■ **DIRECTION**
Read the data and repeat all of it exactly.

■ **TASK INPUT**
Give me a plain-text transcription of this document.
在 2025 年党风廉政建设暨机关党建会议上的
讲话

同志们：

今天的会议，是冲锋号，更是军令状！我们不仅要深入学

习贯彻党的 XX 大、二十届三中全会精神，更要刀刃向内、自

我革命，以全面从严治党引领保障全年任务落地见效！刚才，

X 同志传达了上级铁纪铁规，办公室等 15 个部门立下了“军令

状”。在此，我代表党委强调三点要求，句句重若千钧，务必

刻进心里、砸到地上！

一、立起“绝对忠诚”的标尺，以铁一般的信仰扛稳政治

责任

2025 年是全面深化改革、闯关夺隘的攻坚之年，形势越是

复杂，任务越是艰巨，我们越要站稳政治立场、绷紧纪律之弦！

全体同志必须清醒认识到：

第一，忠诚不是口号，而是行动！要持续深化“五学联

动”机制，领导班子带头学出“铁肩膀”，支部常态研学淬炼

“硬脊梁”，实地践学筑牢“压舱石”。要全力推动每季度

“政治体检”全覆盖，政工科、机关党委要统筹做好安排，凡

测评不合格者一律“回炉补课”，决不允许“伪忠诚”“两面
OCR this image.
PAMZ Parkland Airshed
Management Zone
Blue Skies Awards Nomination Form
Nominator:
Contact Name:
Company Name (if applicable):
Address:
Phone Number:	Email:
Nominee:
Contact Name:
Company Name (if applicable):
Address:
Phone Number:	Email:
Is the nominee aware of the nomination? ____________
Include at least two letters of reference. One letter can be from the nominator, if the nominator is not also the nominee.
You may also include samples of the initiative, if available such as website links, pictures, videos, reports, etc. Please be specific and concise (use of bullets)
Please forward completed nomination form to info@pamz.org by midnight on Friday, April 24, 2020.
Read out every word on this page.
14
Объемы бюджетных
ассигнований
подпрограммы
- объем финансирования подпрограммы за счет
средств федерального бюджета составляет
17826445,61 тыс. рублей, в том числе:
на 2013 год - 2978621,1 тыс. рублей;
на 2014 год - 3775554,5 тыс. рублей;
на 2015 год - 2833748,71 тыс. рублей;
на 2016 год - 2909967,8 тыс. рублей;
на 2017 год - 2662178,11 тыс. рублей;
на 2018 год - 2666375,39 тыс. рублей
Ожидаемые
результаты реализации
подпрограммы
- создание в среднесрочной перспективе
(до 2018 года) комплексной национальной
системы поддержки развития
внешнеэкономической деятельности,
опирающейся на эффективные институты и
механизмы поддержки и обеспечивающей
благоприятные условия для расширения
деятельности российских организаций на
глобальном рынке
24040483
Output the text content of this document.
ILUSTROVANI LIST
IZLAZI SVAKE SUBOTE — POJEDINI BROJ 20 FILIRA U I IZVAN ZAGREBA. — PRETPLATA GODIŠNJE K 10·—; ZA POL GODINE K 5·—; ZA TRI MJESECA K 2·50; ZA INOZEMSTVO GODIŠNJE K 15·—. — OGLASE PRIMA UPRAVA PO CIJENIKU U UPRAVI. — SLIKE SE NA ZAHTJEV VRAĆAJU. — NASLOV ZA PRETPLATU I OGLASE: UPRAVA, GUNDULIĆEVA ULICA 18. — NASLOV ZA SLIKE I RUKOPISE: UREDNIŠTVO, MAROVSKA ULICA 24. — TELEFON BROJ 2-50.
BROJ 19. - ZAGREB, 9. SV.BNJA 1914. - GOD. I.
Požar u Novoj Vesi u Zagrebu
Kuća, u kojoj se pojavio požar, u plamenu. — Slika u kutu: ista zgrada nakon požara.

■ **REPLY TO THE TASK**
Give me a plain-text transcription of this document.
在 2025 年党风廉政建设暨机关党建会议上的
讲话

同志们：

今天的会议，是冲锋号，更是军令状！我们不仅要深入学

习贯彻党的 XX 大、二十届三中全会精神，更要刀刃向内、自

我革命，以全面从严治党引领保障全年任务落地见效！刚才，

X 同志传达了上级铁纪铁规，办公室等 15 个部门立下了“军令

状”。在此，我代表党委强调三点要求，句句重若千钧，务必

刻进心里、砸到地上！

一、立起“绝对忠诚”的标尺，以铁一般的信仰扛稳政治

责任

2025 年是全面深化改革、闯关夺隘的攻坚之年，形势越是

复杂，任务越是艰巨，我们越要站稳政治立场、绷紧纪律之弦！

全体同志必须清醒认识到：

第一，忠诚不是口号，而是行动！要持续深化“五学联

动”机制，领导班子带头学出“铁肩膀”，支部常态研学淬炼

“硬脊梁”，实地践学筑牢“压舱石”。要全力推动每季度

“政治体检”全覆盖，政工科、机关党委要统筹做好安排，凡

测评不合格者一律“回炉补课”，决不允许“伪忠诚”“两面
OCR this image.
PAMZ Parkland Airshed
Management Zone
Blue Skies Awards Nomination Form
Nominator:
Contact Name:
Company Name (if applicable):
Address:
Phone Number:	Email:
Nominee:
Contact Name:
Company Name (if applicable):
Address:
Phone Number:	Email:
Is the nominee aware of the nomination? ____________
Include at least two letters of reference. One letter can be from the nominator, if the nominator is not also the nominee.
You may also include samples of the initiative, if available such as website links, pictures, videos, reports, etc. Please be specific and concise (use of bullets)
Please forward completed nomination form to info@pamz.org by midnight on Friday, April 24, 2020.
Read out every word on this page.
14
Объемы бюджетных
ассигнований
подпрограммы
- объем финансирования подпрограммы за счет
средств федерального бюджета составляет
17826445,61 тыс. рублей, в том числе:
на 2013 год - 2978621,1 тыс. рублей;
на 2014 год - 3775554,5 тыс. рублей;
на 2015 год - 2833748,71 тыс. рублей;
на 2016 год - 2909967,8 тыс. рублей;
на 2017 год - 2662178,11 тыс. рублей;
на 2018 год - 2666375,39 тыс. рублей
Ожидаемые
результаты реализации
подпрограммы
- создание в среднесрочной перспективе
(до 2018 года) комплексной национальной
системы поддержки развития
внешнеэкономической деятельности,
опирающейся на эффективные институты и
механизмы поддержки и обеспечивающей
благоприятные условия для расширения
деятельности российских организаций на
глобальном рынке
24040483
Output the text content of this document.
ILUSTROVANI LIST
IZLAZI SVAKE SUBOTE — POJEDINI BROJ 20 FILIRA U I IZVAN ZAGREBA. — PRETPLATA GODIŠNJE K 10·—; ZA POL GODINE K 5·—; ZA TRI MJESECA K 2·50; ZA INOZEMSTVO GODIŠNJE K 15·—. — OGLASE PRIMA UPRAVA PO CIJENIKU U UPRAVI. — SLIKE SE NA ZAHTJEV VRAĆAJU. — NASLOV ZA PRETPLATU I OGLASE: UPRAVA, GUNDULIĆEVA ULICA 18. — NASLOV ZA SLIKE I RUKOPISE: UREDNIŠTVO, MAROVSKA ULICA 24. — TELEFON BROJ 2-50.
BROJ 19. - ZAGREB, 9. SV.BNJA 1914. - GOD. I.
Požar u Novoj Vesi u Zagrebu
Kuća, u kojoj se pojavio požar, u plamenu. — Slika u kutu: ista zgrada nakon požara.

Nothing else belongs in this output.